▶ _Set task_
Output all of the entries exactly as written.

▶ _Input material_
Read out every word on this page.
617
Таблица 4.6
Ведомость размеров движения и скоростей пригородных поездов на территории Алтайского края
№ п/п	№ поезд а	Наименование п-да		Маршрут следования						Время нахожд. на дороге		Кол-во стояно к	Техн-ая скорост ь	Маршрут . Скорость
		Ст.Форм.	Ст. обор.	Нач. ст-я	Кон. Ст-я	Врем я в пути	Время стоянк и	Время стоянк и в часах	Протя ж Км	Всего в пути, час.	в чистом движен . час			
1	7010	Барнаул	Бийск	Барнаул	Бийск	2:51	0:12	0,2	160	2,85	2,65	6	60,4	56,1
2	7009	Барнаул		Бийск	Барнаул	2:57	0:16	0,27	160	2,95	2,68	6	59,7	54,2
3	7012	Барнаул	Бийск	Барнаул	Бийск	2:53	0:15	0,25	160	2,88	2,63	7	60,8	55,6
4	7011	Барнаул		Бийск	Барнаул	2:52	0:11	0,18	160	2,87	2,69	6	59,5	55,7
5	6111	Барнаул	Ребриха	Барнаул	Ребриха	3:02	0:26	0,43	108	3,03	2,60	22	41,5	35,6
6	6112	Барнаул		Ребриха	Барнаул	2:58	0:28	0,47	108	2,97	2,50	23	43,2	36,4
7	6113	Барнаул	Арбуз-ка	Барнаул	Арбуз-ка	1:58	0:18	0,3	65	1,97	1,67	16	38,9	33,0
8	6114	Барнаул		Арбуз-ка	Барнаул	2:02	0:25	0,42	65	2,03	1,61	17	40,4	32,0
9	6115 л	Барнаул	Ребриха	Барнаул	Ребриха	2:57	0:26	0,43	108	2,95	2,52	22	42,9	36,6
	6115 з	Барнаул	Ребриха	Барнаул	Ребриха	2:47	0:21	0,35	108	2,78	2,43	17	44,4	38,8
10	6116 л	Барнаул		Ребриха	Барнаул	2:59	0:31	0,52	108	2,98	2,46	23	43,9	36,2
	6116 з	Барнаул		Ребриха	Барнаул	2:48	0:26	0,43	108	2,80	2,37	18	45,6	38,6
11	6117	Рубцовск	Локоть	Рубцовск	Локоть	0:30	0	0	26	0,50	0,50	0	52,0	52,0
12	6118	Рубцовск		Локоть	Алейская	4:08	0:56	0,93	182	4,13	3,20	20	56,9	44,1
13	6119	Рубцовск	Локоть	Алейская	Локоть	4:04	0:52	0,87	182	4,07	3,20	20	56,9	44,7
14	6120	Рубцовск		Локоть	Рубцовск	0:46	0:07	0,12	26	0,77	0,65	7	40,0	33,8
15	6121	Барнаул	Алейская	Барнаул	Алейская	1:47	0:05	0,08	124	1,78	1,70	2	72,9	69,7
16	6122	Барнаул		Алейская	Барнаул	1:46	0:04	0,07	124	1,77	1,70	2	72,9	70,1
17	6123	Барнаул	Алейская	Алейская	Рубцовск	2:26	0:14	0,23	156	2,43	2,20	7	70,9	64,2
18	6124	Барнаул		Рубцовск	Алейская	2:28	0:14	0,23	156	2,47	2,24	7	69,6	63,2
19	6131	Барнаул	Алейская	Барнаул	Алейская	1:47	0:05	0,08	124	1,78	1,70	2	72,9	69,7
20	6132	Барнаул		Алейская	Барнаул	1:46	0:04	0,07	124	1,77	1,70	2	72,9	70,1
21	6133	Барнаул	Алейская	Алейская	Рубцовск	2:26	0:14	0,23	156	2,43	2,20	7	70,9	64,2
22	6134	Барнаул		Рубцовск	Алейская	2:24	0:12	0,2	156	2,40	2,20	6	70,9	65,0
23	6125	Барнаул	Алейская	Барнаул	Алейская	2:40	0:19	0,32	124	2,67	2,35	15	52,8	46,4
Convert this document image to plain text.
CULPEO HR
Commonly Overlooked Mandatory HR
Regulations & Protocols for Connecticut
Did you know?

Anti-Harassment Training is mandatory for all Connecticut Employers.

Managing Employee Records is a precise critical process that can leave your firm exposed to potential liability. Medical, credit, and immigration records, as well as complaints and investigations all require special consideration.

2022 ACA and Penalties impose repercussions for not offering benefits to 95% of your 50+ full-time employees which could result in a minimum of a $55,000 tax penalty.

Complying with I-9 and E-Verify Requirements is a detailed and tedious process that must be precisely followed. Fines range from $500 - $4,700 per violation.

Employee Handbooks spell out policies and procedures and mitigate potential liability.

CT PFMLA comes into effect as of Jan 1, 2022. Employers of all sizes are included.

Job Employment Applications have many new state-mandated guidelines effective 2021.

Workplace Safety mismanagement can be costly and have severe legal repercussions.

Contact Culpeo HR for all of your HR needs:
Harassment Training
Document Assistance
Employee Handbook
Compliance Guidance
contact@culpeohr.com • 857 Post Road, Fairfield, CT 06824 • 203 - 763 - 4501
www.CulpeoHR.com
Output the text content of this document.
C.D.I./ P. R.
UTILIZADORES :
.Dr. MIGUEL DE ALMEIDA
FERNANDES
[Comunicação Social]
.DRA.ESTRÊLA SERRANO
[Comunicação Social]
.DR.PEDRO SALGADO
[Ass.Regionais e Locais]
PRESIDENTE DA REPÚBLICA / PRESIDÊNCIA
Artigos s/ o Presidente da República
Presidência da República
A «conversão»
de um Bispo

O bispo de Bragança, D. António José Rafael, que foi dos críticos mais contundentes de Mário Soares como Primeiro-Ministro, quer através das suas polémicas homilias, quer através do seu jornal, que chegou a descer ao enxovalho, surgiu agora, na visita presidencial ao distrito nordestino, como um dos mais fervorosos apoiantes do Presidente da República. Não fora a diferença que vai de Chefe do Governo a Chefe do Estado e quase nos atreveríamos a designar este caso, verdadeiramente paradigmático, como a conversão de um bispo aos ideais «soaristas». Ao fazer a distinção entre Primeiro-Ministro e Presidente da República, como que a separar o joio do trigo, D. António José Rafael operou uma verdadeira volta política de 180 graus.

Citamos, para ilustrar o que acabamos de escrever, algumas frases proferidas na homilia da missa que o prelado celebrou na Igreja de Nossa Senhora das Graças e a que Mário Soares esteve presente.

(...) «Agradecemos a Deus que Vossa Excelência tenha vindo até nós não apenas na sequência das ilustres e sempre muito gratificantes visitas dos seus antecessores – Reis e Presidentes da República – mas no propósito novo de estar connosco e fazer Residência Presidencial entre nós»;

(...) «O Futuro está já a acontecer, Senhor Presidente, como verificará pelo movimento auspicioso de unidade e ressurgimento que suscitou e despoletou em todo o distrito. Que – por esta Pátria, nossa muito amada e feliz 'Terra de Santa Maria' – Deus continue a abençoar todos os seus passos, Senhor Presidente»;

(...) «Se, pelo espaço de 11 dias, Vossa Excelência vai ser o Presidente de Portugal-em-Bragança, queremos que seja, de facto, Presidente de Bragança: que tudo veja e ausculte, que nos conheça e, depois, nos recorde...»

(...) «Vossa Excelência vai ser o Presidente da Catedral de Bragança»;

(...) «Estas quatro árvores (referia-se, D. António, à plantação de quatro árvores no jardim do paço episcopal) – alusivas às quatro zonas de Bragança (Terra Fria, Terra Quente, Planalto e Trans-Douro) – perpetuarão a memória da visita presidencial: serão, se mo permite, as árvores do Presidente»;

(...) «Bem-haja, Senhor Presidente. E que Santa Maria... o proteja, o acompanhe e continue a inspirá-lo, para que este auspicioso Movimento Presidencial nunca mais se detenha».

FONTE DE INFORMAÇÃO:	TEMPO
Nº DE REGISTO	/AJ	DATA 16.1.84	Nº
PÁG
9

▶ _Completed exercise_
Read out every word on this page.
617
Таблица 4.6
Ведомость размеров движения и скоростей пригородных поездов на территории Алтайского края
№ п/п	№ поезд а	Наименование п-да		Маршрут следования						Время нахожд. на дороге		Кол-во стояно к	Техн-ая скорост ь	Маршрут . Скорость
		Ст.Форм.	Ст. обор.	Нач. ст-я	Кон. Ст-я	Врем я в пути	Время стоянк и	Время стоянк и в часах	Протя ж Км	Всего в пути, час.	в чистом движен . час			
1	7010	Барнаул	Бийск	Барнаул	Бийск	2:51	0:12	0,2	160	2,85	2,65	6	60,4	56,1
2	7009	Барнаул		Бийск	Барнаул	2:57	0:16	0,27	160	2,95	2,68	6	59,7	54,2
3	7012	Барнаул	Бийск	Барнаул	Бийск	2:53	0:15	0,25	160	2,88	2,63	7	60,8	55,6
4	7011	Барнаул		Бийск	Барнаул	2:52	0:11	0,18	160	2,87	2,69	6	59,5	55,7
5	6111	Барнаул	Ребриха	Барнаул	Ребриха	3:02	0:26	0,43	108	3,03	2,60	22	41,5	35,6
6	6112	Барнаул		Ребриха	Барнаул	2:58	0:28	0,47	108	2,97	2,50	23	43,2	36,4
7	6113	Барнаул	Арбуз-ка	Барнаул	Арбуз-ка	1:58	0:18	0,3	65	1,97	1,67	16	38,9	33,0
8	6114	Барнаул		Арбуз-ка	Барнаул	2:02	0:25	0,42	65	2,03	1,61	17	40,4	32,0
9	6115 л	Барнаул	Ребриха	Барнаул	Ребриха	2:57	0:26	0,43	108	2,95	2,52	22	42,9	36,6
	6115 з	Барнаул	Ребриха	Барнаул	Ребриха	2:47	0:21	0,35	108	2,78	2,43	17	44,4	38,8
10	6116 л	Барнаул		Ребриха	Барнаул	2:59	0:31	0,52	108	2,98	2,46	23	43,9	36,2
	6116 з	Барнаул		Ребриха	Барнаул	2:48	0:26	0,43	108	2,80	2,37	18	45,6	38,6
11	6117	Рубцовск	Локоть	Рубцовск	Локоть	0:30	0	0	26	0,50	0,50	0	52,0	52,0
12	6118	Рубцовск		Локоть	Алейская	4:08	0:56	0,93	182	4,13	3,20	20	56,9	44,1
13	6119	Рубцовск	Локоть	Алейская	Локоть	4:04	0:52	0,87	182	4,07	3,20	20	56,9	44,7
14	6120	Рубцовск		Локоть	Рубцовск	0:46	0:07	0,12	26	0,77	0,65	7	40,0	33,8
15	6121	Барнаул	Алейская	Барнаул	Алейская	1:47	0:05	0,08	124	1,78	1,70	2	72,9	69,7
16	6122	Барнаул		Алейская	Барнаул	1:46	0:04	0,07	124	1,77	1,70	2	72,9	70,1
17	6123	Барнаул	Алейская	Алейская	Рубцовск	2:26	0:14	0,23	156	2,43	2,20	7	70,9	64,2
18	6124	Барнаул		Рубцовск	Алейская	2:28	0:14	0,23	156	2,47	2,24	7	69,6	63,2
19	6131	Барнаул	Алейская	Барнаул	Алейская	1:47	0:05	0,08	124	1,78	1,70	2	72,9	69,7
20	6132	Барнаул		Алейская	Барнаул	1:46	0:04	0,07	124	1,77	1,70	2	72,9	70,1
21	6133	Барнаул	Алейская	Алейская	Рубцовск	2:26	0:14	0,23	156	2,43	2,20	7	70,9	64,2
22	6134	Барнаул		Рубцовск	Алейская	2:24	0:12	0,2	156	2,40	2,20	6	70,9	65,0
23	6125	Барнаул	Алейская	Барнаул	Алейская	2:40	0:19	0,32	124	2,67	2,35	15	52,8	46,4
Convert this document image to plain text.
CULPEO HR
Commonly Overlooked Mandatory HR
Regulations & Protocols for Connecticut
Did you know?

Anti-Harassment Training is mandatory for all Connecticut Employers.

Managing Employee Records is a precise critical process that can leave your firm exposed to potential liability. Medical, credit, and immigration records, as well as complaints and investigations all require special consideration.

2022 ACA and Penalties impose repercussions for not offering benefits to 95% of your 50+ full-time employees which could result in a minimum of a $55,000 tax penalty.

Complying with I-9 and E-Verify Requirements is a detailed and tedious process that must be precisely followed. Fines range from $500 - $4,700 per violation.

Employee Handbooks spell out policies and procedures and mitigate potential liability.

CT PFMLA comes into effect as of Jan 1, 2022. Employers of all sizes are included.

Job Employment Applications have many new state-mandated guidelines effective 2021.

Workplace Safety mismanagement can be costly and have severe legal repercussions.

Contact Culpeo HR for all of your HR needs:
Harassment Training
Document Assistance
Employee Handbook
Compliance Guidance
contact@culpeohr.com • 857 Post Road, Fairfield, CT 06824 • 203 - 763 - 4501
www.CulpeoHR.com
Output the text content of this document.
C.D.I./ P. R.
UTILIZADORES :
.Dr. MIGUEL DE ALMEIDA
FERNANDES
[Comunicação Social]
.DRA.ESTRÊLA SERRANO
[Comunicação Social]
.DR.PEDRO SALGADO
[Ass.Regionais e Locais]
PRESIDENTE DA REPÚBLICA / PRESIDÊNCIA
Artigos s/ o Presidente da República
Presidência da República
A «conversão»
de um Bispo

O bispo de Bragança, D. António José Rafael, que foi dos críticos mais contundentes de Mário Soares como Primeiro-Ministro, quer através das suas polémicas homilias, quer através do seu jornal, que chegou a descer ao enxovalho, surgiu agora, na visita presidencial ao distrito nordestino, como um dos mais fervorosos apoiantes do Presidente da República. Não fora a diferença que vai de Chefe do Governo a Chefe do Estado e quase nos atreveríamos a designar este caso, verdadeiramente paradigmático, como a conversão de um bispo aos ideais «soaristas». Ao fazer a distinção entre Primeiro-Ministro e Presidente da República, como que a separar o joio do trigo, D. António José Rafael operou uma verdadeira volta política de 180 graus.

Citamos, para ilustrar o que acabamos de escrever, algumas frases proferidas na homilia da missa que o prelado celebrou na Igreja de Nossa Senhora das Graças e a que Mário Soares esteve presente.

(...) «Agradecemos a Deus que Vossa Excelência tenha vindo até nós não apenas na sequência das ilustres e sempre muito gratificantes visitas dos seus antecessores – Reis e Presidentes da República – mas no propósito novo de estar connosco e fazer Residência Presidencial entre nós»;

(...) «O Futuro está já a acontecer, Senhor Presidente, como verificará pelo movimento auspicioso de unidade e ressurgimento que suscitou e despoletou em todo o distrito. Que – por esta Pátria, nossa muito amada e feliz 'Terra de Santa Maria' – Deus continue a abençoar todos os seus passos, Senhor Presidente»;

(...) «Se, pelo espaço de 11 dias, Vossa Excelência vai ser o Presidente de Portugal-em-Bragança, queremos que seja, de facto, Presidente de Bragança: que tudo veja e ausculte, que nos conheça e, depois, nos recorde...»

(...) «Vossa Excelência vai ser o Presidente da Catedral de Bragança»;

(...) «Estas quatro árvores (referia-se, D. António, à plantação de quatro árvores no jardim do paço episcopal) – alusivas às quatro zonas de Bragança (Terra Fria, Terra Quente, Planalto e Trans-Douro) – perpetuarão a memória da visita presidencial: serão, se mo permite, as árvores do Presidente»;

(...) «Bem-haja, Senhor Presidente. E que Santa Maria... o proteja, o acompanhe e continue a inspirá-lo, para que este auspicioso Movimento Presidencial nunca mais se detenha».

FONTE DE INFORMAÇÃO:	TEMPO
Nº DE REGISTO	/AJ	DATA 16.1.84	Nº
PÁG
9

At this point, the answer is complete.